* _Testo di partenza_
Nel modello elettrico, la fonte di energia esterna del Sole è la ragione per la quale la temperatura si innalza in maniera SPETTACOLARE più tende ad aumentare la distanza dalla superficie del Sole – esattamente il contrario di ciò che ci si aspetterebbe di vedere se il calore irradiasse dal cuore del Sole. Dai circa 4400 gradi K [Kelvin – unità base della temperatura nel sistema internazionale] che si registrano a 500 chilometri al di sopra della fotosfera, la temperatura si innalza costantemente fino a raggiungere i circa 20.000 gradi K in cima alla cromosfera, all'incirca 2200 chilometri al di sopra della superficie del Sole. A questo punto si verifica un aumento brusco, che eventualmente raggiunge i 2 milioni di gradi nella corona. E anche ad una maggiore distanza dal Sole, l'attività energetica di atomi ionizzati di ossigeno raggiunge la sorprendente temperatura di 200 milioni di gradi! Questa è l'ultima cosa che uno si aspetterebbe di vedere da una fornace nucleare nascosta nel nucleo del Sole. Ma è la natura osservata del processo di scaricamento della corona.

* _Compito assegnato A_
Spiega in una, due o tre frasi perché, secondo il testo sul modello elettrico del Sole, la temperatura cresce man mano che ci si allontana dalla superficie solare.
* _Compito assegnato B_
Nel testo sul modello elettrico del Sole, quale temperatura si registra in cima alla cromosfera?
* _Compito assegnato C_
Scrivi il seguito del testo sul modello elettrico del Sole, riprendendo subito dopo la sua ultima frase.
Il materiale non ha alcun ruolo in questo lavoro.

* _Dati memorizzati_
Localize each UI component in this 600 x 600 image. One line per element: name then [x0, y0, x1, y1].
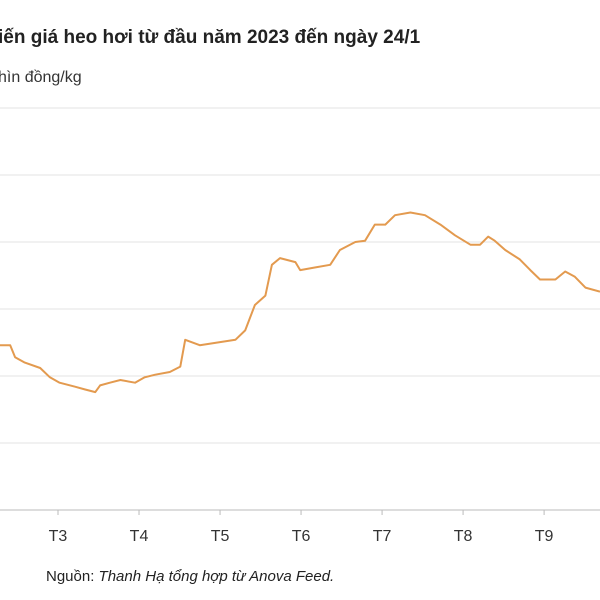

* _Risultato del compito A_
Secondo il modello elettrico, la temperatura cresce allontanandosi dalla superficie perché la fonte di energia del Sole è esterna. Se il calore irradiasse dal cuore del Sole, ci si aspetterebbe di vedere l'esatto contrario.

* _Risultato del compito B_
Circa 20.000 gradi K.

* _Risultato del compito C_
I teorici del modello elettrico sottolineano all'incirca due dozzine o più di caratteristiche del Sole che pongono dei problemi alla teoria standard, e che vanno dal "difficile" all'"impossibile" da spiegare. In ognuna delle casistiche, la caratteristica osservata segue logicamente dal modello dello scaricamento incandescente. Forse la più efficace illustrazione di questo contrasto è la questione del vento solare. Il Sole emette continuamente un flusso di particelle cariche positivamente, ma queste particelle non solo non vengono influenzate dalla forza di gravità del Sole, ma continuano ad accelerare man mano che si allontanano dal Sole. Fin dai tempi della scoperta di questo misterioso comportamento, avvenuta molti decenni fa, i teorici del Sole non hanno mai messo a punto una spiegazione che potesse reggere ad un esame accurato. Pensavano di avere trovato una spiegazione parziale quando affermarono che la radiazione solare [la luce del Sole] continuava a spingere verso l'esterno le particelle cariche. Per i teorici del modello elettrico, questa non solo era una spiegazione debole, ma mancava anche di un qualunque sostegno sperimentale, il quale dovrebbe essere la prima risorsa da cui attingere.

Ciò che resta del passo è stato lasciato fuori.